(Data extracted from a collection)

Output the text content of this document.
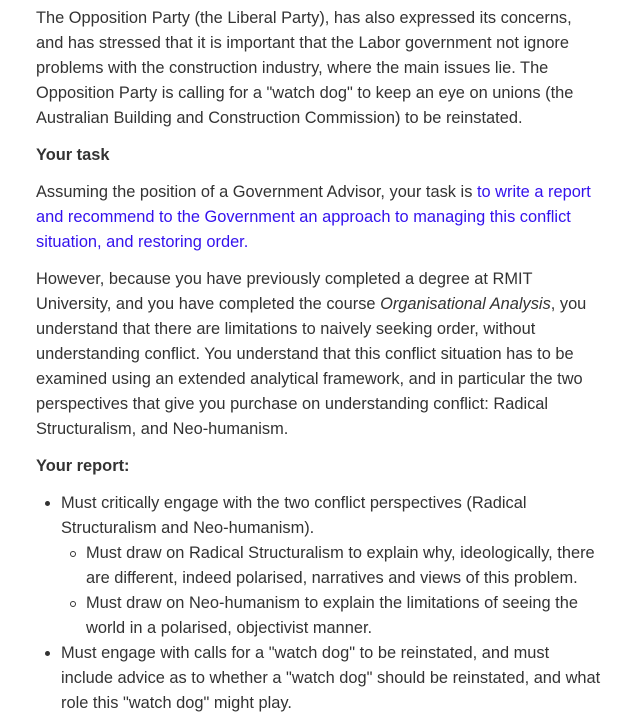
The Opposition Party (the Liberal Party), has also expressed its concerns, and has stressed that it is important that the Labor government not ignore problems with the construction industry, where the main issues lie. The Opposition Party is calling for a "watch dog" to keep an eye on unions (the Australian Building and Construction Commission) to be reinstated.

Your task

Assuming the position of a Government Advisor, your task is to write a report and recommend to the Government an approach to managing this conflict situation, and restoring order.

However, because you have previously completed a degree at RMIT University, and you have completed the course Organisational Analysis, you understand that there are limitations to naively seeking order, without understanding conflict. You understand that this conflict situation has to be examined using an extended analytical framework, and in particular the two perspectives that give you purchase on understanding conflict: Radical Structuralism, and Neo-humanism.

Your report:
Must critically engage with the two conflict perspectives (Radical Structuralism and Neo-humanism).
Must draw on Radical Structuralism to explain why, ideologically, there are different, indeed polarised, narratives and views of this problem.
Must draw on Neo-humanism to explain the limitations of seeing the world in a polarised, objectivist manner.
Must engage with calls for a "watch dog" to be reinstated, and must include advice as to whether a "watch dog" should be reinstated, and what role this "watch dog" might play.
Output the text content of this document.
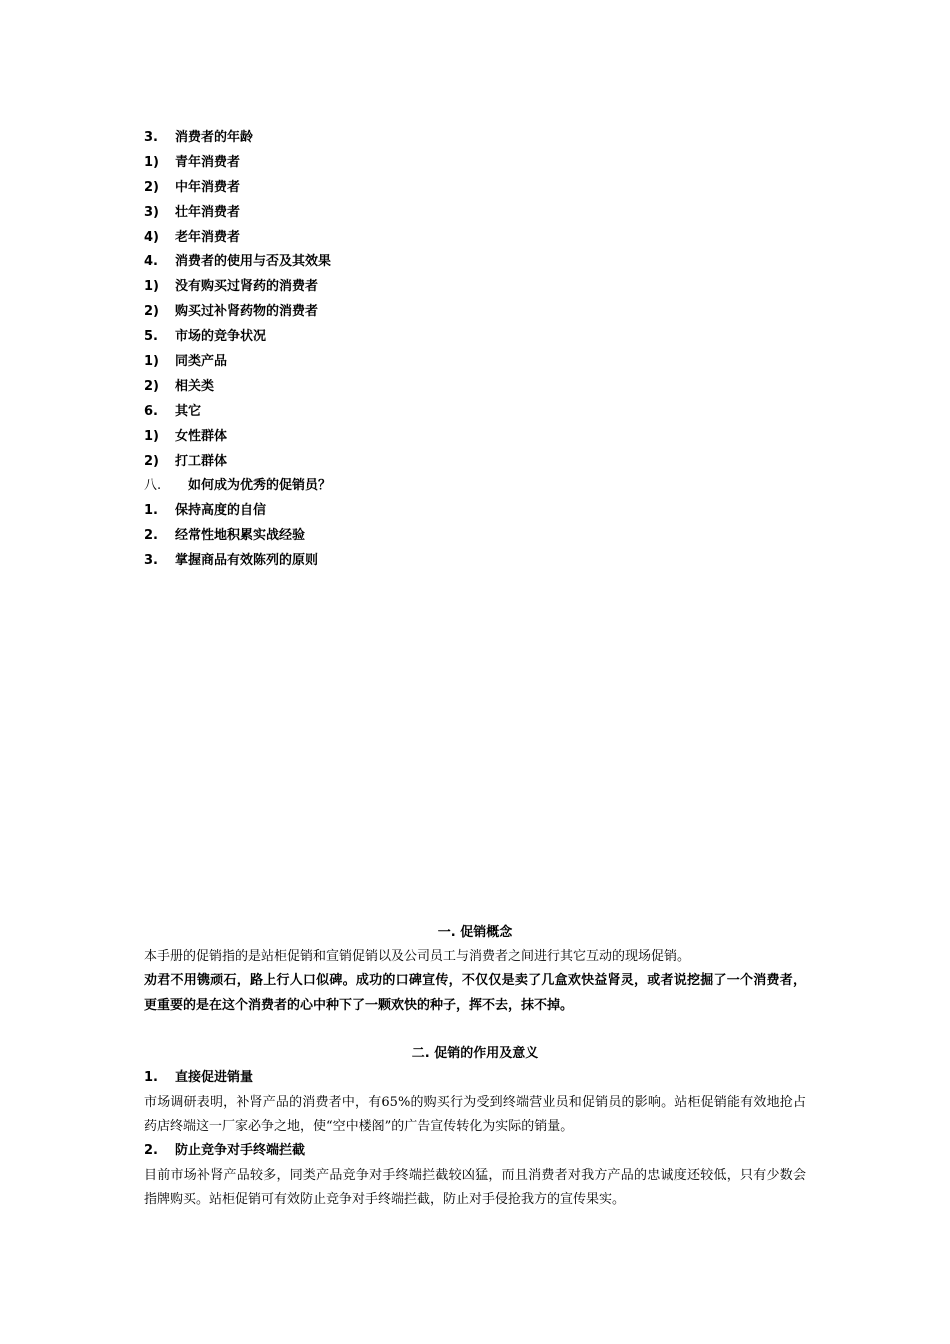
3. 消费者的年龄
1) 青年消费者
2) 中年消费者
3) 壮年消费者
4) 老年消费者
4. 消费者的使用与否及其效果
1) 没有购买过肾药的消费者
2) 购买过补肾药物的消费者
5. 市场的竞争状况
1) 同类产品
2) 相关类
6. 其它
1) 女性群体
2) 打工群体
八. 如何成为优秀的促销员？
1. 保持高度的自信
2. 经常性地积累实战经验
3. 掌握商品有效陈列的原则
一. 促销概念
本手册的促销指的是站柜促销和宣销促销以及公司员工与消费者之间进行其它互动的现场促销。
劝君不用镌顽石，路上行人口似碑。成功的口碑宣传，不仅仅是卖了几盒欢快益肾灵，或者说挖掘了一个消费者，更重要的是在这个消费者的心中种下了一颗欢快的种子，挥不去，抹不掉。
二. 促销的作用及意义
1. 直接促进销量
市场调研表明，补肾产品的消费者中，有65%的购买行为受到终端营业员和促销员的影响。站柜促销能有效地抢占药店终端这一厂家必争之地，使“空中楼阁”的广告宣传转化为实际的销量。
2. 防止竞争对手终端拦截
目前市场补肾产品较多，同类产品竞争对手终端拦截较凶猛，而且消费者对我方产品的忠诚度还较低，只有少数会指牌购买。站柜促销可有效防止竞争对手终端拦截，防止对手侵抢我方的宣传果实。
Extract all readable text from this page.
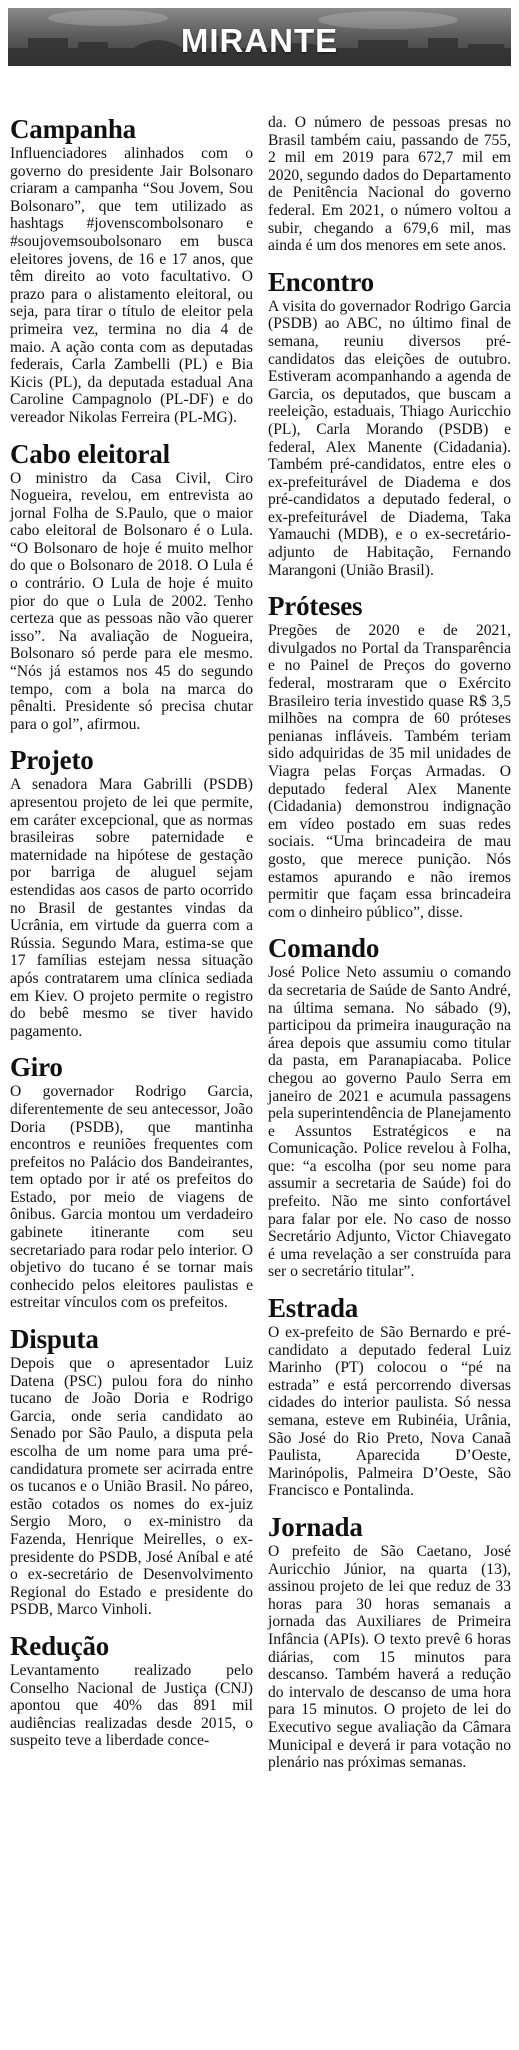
MIRANTE
Campanha

Influenciadores alinhados com o governo do presidente Jair Bolsonaro criaram a campanha “Sou Jovem, Sou Bolsonaro”, que tem utilizado as hashtags #jovenscombolsonaro e #soujovemsoubolsonaro em busca eleitores jovens, de 16 e 17 anos, que têm direito ao voto facultativo. O prazo para o alistamento eleitoral, ou seja, para tirar o título de eleitor pela primeira vez, termina no dia 4 de maio. A ação conta com as deputadas federais, Carla Zambelli (PL) e Bia Kicis (PL), da deputada estadual Ana Caroline Campagnolo (PL-DF) e do vereador Nikolas Ferreira (PL-MG).

Cabo eleitoral

O ministro da Casa Civil, Ciro Nogueira, revelou, em entrevista ao jornal Folha de S.Paulo, que o maior cabo eleitoral de Bolsonaro é o Lula. “O Bolsonaro de hoje é muito melhor do que o Bolsonaro de 2018. O Lula é o contrário. O Lula de hoje é muito pior do que o Lula de 2002. Tenho certeza que as pessoas não vão querer isso”. Na avaliação de Nogueira, Bolsonaro só perde para ele mesmo. “Nós já estamos nos 45 do segundo tempo, com a bola na marca do pênalti. Presidente só precisa chutar para o gol”, afirmou.

Projeto

A senadora Mara Gabrilli (PSDB) apresentou projeto de lei que permite, em caráter excepcional, que as normas brasileiras sobre paternidade e maternidade na hipótese de gestação por barriga de aluguel sejam estendidas aos casos de parto ocorrido no Brasil de gestantes vindas da Ucrânia, em virtude da guerra com a Rússia. Segundo Mara, estima-se que 17 famílias estejam nessa situação após contratarem uma clínica sediada em Kiev. O projeto permite o registro do bebê mesmo se tiver havido pagamento.

Giro

O governador Rodrigo Garcia, diferentemente de seu antecessor, João Doria (PSDB), que mantinha encontros e reuniões frequentes com prefeitos no Palácio dos Bandeirantes, tem optado por ir até os prefeitos do Estado, por meio de viagens de ônibus. Garcia montou um verdadeiro gabinete itinerante com seu secretariado para rodar pelo interior. O objetivo do tucano é se tornar mais conhecido pelos eleitores paulistas e estreitar vínculos com os prefeitos.

Disputa

Depois que o apresentador Luiz Datena (PSC) pulou fora do ninho tucano de João Doria e Rodrigo Garcia, onde seria candidato ao Senado por São Paulo, a disputa pela escolha de um nome para uma pré-candidatura promete ser acirrada entre os tucanos e o União Brasil. No páreo, estão cotados os nomes do ex-juiz Sergio Moro, o ex-ministro da Fazenda, Henrique Meirelles, o ex-presidente do PSDB, José Aníbal e até o ex-secretário de Desenvolvimento Regional do Estado e presidente do PSDB, Marco Vinholi.

Redução

Levantamento realizado pelo Conselho Nacional de Justiça (CNJ) apontou que 40% das 891 mil audiências realizadas desde 2015, o suspeito teve a liberdade conce-

da. O número de pessoas presas no Brasil também caiu, passando de 755, 2 mil em 2019 para 672,7 mil em 2020, segundo dados do Departamento de Penitência Nacional do governo federal. Em 2021, o número voltou a subir, chegando a 679,6 mil, mas ainda é um dos menores em sete anos.

Encontro

A visita do governador Rodrigo Garcia (PSDB) ao ABC, no último final de semana, reuniu diversos pré-candidatos das eleições de outubro. Estiveram acompanhando a agenda de Garcia, os deputados, que buscam a reeleição, estaduais, Thiago Auricchio (PL), Carla Morando (PSDB) e federal, Alex Manente (Cidadania). Também pré-candidatos, entre eles o ex-prefeiturável de Diadema e dos pré-candidatos a deputado federal, o ex-prefeiturável de Diadema, Taka Yamauchi (MDB), e o ex-secretário-adjunto de Habitação, Fernando Marangoni (União Brasil).

Próteses

Pregões de 2020 e de 2021, divulgados no Portal da Transparência e no Painel de Preços do governo federal, mostraram que o Exército Brasileiro teria investido quase R$ 3,5 milhões na compra de 60 próteses penianas infláveis. Também teriam sido adquiridas de 35 mil unidades de Viagra pelas Forças Armadas. O deputado federal Alex Manente (Cidadania) demonstrou indignação em vídeo postado em suas redes sociais. “Uma brincadeira de mau gosto, que merece punição. Nós estamos apurando e não iremos permitir que façam essa brincadeira com o dinheiro público”, disse.

Comando

José Police Neto assumiu o comando da secretaria de Saúde de Santo André, na última semana. No sábado (9), participou da primeira inauguração na área depois que assumiu como titular da pasta, em Paranapiacaba. Police chegou ao governo Paulo Serra em janeiro de 2021 e acumula passagens pela superintendência de Planejamento e Assuntos Estratégicos e na Comunicação. Police revelou à Folha, que: “a escolha (por seu nome para assumir a secretaria de Saúde) foi do prefeito. Não me sinto confortável para falar por ele. No caso de nosso Secretário Adjunto, Victor Chiavegato é uma revelação a ser construída para ser o secretário titular”.

Estrada

O ex-prefeito de São Bernardo e pré-candidato a deputado federal Luiz Marinho (PT) colocou o “pé na estrada” e está percorrendo diversas cidades do interior paulista. Só nessa semana, esteve em Rubinéia, Urânia, São José do Rio Preto, Nova Canaã Paulista, Aparecida D’Oeste, Marinópolis, Palmeira D’Oeste, São Francisco e Pontalinda.

Jornada

O prefeito de São Caetano, José Auricchio Júnior, na quarta (13), assinou projeto de lei que reduz de 33 horas para 30 horas semanais a jornada das Auxiliares de Primeira Infância (APIs). O texto prevê 6 horas diárias, com 15 minutos para descanso. Também haverá a redução do intervalo de descanso de uma hora para 15 minutos. O projeto de lei do Executivo segue avaliação da Câmara Municipal e deverá ir para votação no plenário nas próximas semanas.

Instructions for the task:
Copy each line of the data above that holds "Must".

Output of the exercise:
Must critically engage with the two conflict perspectives (Radical Structuralism and Neo-humanism).
Must draw on Radical Structuralism to explain why, ideologically, there are different, indeed polarised, narratives and views of this problem.
Must draw on Neo-humanism to explain the limitations of seeing the world in a polarised, objectivist manner.
Must engage with calls for a "watch dog" to be reinstated, and must include advice as to whether a "watch dog" should be reinstated, and what role this "watch dog" might play.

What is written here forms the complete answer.